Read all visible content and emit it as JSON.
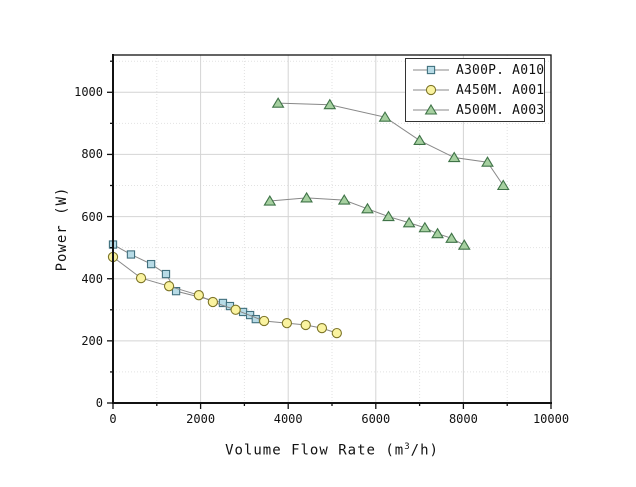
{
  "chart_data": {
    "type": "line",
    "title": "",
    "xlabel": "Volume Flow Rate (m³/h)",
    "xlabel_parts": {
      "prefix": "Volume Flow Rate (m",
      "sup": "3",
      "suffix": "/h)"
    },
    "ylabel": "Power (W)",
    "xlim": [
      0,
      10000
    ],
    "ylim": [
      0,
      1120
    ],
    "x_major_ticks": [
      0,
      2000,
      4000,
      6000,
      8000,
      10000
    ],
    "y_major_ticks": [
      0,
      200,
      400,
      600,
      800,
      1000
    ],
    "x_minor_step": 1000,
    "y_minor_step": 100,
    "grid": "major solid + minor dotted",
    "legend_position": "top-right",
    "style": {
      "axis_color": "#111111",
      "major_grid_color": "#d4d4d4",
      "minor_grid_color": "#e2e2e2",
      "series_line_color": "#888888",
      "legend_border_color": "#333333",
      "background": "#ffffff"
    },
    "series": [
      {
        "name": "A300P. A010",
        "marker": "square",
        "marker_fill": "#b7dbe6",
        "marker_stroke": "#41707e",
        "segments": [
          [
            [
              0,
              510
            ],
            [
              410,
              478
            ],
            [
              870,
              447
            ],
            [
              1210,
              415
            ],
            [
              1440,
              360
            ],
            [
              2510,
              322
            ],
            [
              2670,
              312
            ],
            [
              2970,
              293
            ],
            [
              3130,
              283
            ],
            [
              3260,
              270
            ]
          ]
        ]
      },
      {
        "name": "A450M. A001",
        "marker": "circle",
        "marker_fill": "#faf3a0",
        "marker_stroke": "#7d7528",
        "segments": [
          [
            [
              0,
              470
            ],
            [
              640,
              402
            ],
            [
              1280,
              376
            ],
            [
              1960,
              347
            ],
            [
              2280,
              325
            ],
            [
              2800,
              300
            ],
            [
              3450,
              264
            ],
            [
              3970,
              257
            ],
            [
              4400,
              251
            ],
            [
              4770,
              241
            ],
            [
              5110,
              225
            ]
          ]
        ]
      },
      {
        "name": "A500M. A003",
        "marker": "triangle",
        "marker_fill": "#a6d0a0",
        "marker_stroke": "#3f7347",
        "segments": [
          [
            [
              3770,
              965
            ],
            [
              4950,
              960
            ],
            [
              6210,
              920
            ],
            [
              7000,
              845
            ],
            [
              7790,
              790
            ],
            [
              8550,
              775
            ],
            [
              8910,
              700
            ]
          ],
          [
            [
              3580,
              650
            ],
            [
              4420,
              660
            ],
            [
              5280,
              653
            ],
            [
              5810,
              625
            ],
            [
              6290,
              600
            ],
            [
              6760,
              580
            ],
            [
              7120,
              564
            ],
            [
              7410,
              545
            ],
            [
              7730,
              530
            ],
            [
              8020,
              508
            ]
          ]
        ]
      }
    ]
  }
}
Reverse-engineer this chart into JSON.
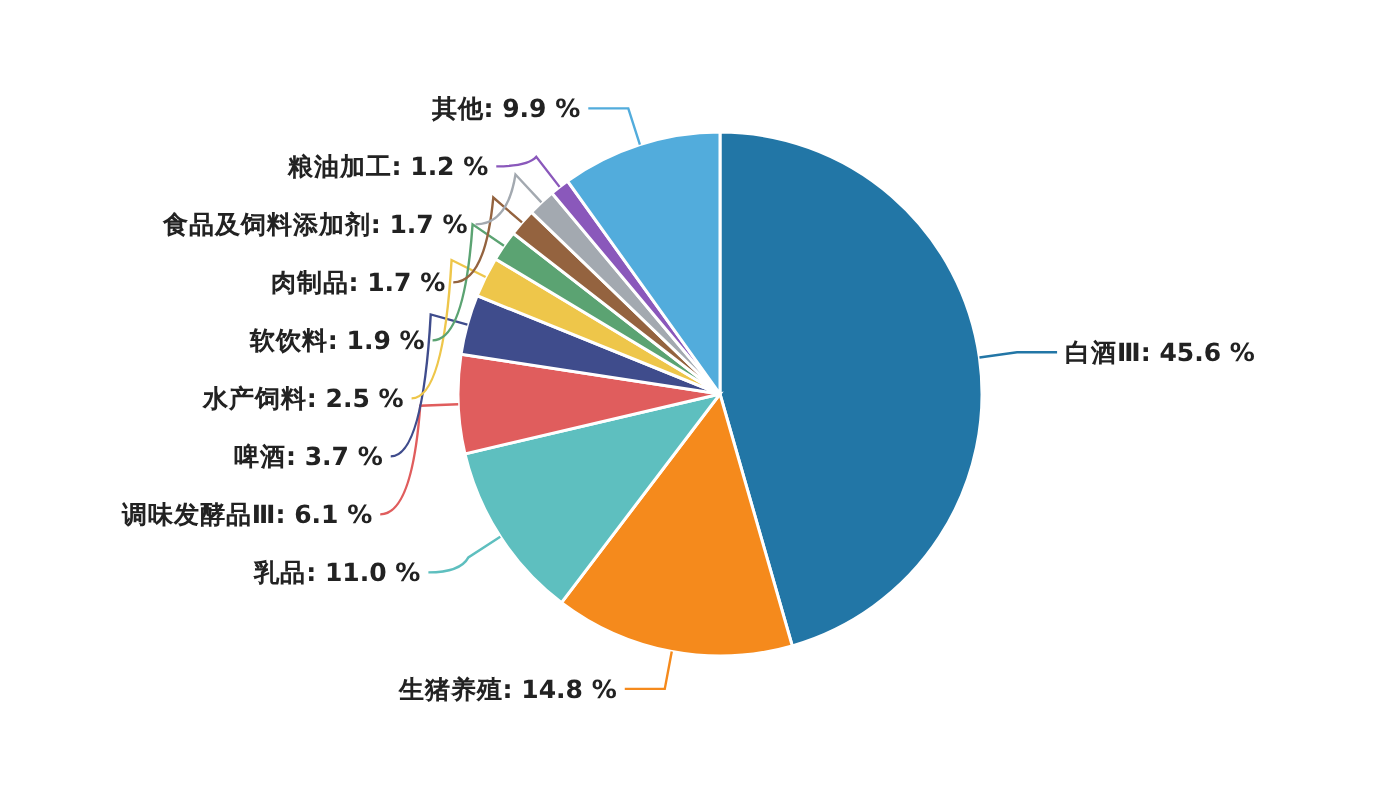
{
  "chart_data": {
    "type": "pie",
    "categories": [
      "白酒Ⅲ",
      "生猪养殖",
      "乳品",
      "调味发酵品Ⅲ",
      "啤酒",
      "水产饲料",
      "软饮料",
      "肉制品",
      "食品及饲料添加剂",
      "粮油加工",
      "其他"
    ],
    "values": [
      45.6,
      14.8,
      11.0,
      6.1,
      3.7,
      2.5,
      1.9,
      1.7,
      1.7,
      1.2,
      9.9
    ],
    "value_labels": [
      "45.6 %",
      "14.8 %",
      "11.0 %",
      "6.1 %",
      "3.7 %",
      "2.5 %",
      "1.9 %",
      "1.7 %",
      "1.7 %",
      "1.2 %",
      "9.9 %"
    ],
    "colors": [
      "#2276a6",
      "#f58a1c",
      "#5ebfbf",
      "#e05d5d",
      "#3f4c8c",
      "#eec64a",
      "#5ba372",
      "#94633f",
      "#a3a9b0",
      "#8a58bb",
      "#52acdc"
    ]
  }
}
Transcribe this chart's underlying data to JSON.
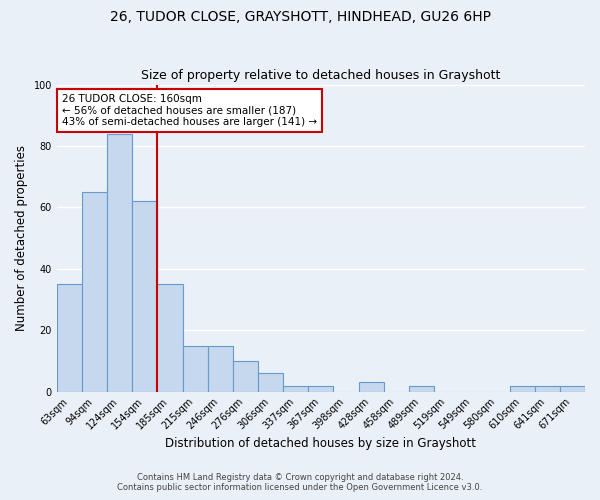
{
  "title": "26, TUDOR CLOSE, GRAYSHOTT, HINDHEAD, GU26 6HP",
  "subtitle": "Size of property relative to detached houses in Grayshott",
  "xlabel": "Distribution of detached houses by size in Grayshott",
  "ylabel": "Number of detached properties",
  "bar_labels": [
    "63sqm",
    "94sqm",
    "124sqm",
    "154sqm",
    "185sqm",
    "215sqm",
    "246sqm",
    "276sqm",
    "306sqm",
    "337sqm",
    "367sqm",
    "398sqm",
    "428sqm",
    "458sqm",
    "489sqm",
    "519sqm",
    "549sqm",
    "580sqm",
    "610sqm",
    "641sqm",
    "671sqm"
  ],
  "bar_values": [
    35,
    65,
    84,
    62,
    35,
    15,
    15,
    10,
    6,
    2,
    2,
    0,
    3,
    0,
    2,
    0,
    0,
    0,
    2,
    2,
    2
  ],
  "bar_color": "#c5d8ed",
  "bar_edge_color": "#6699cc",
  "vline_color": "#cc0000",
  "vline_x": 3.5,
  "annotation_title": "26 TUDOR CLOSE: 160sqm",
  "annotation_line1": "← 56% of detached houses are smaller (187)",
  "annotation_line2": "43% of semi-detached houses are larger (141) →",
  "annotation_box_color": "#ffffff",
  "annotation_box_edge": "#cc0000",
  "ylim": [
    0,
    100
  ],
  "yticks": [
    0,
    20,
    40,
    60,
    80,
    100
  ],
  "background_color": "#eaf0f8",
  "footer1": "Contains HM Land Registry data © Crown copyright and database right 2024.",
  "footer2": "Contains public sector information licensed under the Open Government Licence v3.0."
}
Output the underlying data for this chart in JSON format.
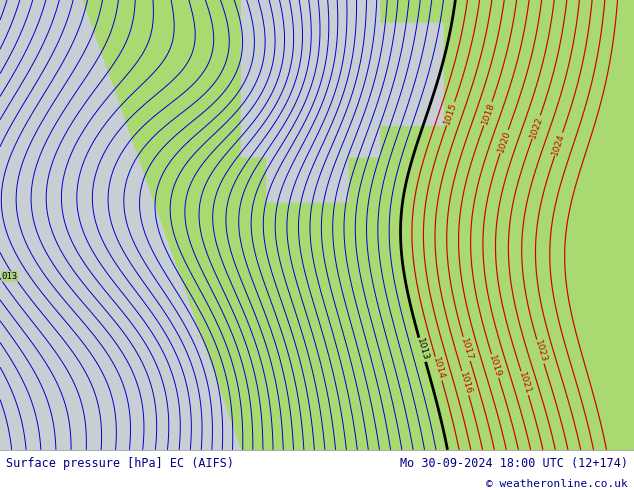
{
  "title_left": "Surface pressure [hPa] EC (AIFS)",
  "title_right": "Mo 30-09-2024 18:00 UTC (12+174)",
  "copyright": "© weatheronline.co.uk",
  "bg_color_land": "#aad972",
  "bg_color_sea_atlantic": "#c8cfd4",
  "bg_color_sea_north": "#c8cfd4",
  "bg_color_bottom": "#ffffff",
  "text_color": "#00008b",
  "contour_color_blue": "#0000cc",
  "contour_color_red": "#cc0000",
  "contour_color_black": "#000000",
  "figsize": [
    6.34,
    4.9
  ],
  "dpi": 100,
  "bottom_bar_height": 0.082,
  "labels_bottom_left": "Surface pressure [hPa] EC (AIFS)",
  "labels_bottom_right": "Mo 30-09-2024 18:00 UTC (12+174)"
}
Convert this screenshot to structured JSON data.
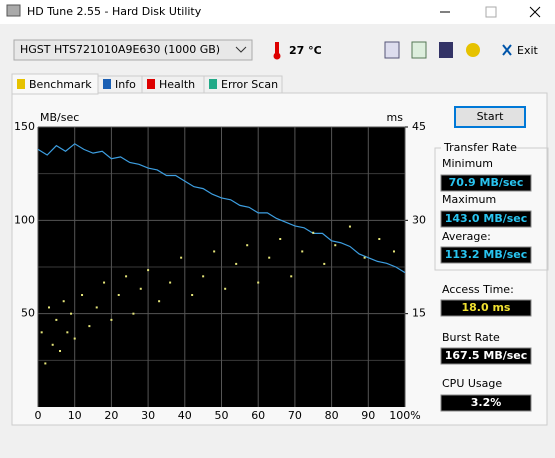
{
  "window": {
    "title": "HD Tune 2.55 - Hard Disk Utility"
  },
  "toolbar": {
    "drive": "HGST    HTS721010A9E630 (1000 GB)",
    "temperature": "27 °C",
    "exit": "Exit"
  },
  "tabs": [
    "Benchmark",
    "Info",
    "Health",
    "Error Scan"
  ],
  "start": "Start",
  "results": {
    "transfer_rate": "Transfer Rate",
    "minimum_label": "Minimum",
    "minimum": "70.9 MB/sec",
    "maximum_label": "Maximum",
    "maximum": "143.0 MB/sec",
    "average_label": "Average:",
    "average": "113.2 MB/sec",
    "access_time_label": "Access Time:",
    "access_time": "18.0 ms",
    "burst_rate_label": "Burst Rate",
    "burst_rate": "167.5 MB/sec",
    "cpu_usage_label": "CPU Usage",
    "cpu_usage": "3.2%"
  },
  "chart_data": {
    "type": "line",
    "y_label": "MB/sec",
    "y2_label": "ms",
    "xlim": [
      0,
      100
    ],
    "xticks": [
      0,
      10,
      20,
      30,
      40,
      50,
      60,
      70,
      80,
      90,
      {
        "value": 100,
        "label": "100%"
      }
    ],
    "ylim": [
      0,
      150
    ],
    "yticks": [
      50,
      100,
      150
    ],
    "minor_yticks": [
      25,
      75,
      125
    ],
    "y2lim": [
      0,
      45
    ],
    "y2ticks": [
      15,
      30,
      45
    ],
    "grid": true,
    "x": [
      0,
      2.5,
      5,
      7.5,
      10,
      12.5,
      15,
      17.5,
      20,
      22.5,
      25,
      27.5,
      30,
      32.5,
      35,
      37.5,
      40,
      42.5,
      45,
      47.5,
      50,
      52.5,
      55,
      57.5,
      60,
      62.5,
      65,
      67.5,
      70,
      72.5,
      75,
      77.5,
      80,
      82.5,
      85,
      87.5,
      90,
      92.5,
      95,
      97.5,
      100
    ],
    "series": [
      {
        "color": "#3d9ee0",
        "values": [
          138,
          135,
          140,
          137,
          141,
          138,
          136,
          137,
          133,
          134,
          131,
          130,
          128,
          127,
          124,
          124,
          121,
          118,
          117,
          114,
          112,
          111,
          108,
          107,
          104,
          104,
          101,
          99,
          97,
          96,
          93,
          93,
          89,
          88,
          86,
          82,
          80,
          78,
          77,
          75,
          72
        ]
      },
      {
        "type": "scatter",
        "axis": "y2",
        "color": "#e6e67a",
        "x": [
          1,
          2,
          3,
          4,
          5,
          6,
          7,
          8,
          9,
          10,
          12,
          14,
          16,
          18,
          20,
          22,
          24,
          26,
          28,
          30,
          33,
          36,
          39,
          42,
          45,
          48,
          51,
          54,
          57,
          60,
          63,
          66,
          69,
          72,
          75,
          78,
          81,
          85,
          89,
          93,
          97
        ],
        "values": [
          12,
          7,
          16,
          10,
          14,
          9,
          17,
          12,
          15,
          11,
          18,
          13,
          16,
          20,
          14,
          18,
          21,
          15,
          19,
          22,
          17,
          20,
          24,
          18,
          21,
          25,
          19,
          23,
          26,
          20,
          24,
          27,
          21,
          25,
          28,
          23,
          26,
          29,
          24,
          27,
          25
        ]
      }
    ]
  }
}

### YOUR GOAL
Track down every line holding the string "Flow" and copy it.

### OUTPUT FOR THIS TASK
    "xlabel": "Volume Flow Rate (m³/h)",
      "prefix": "Volume Flow Rate (m",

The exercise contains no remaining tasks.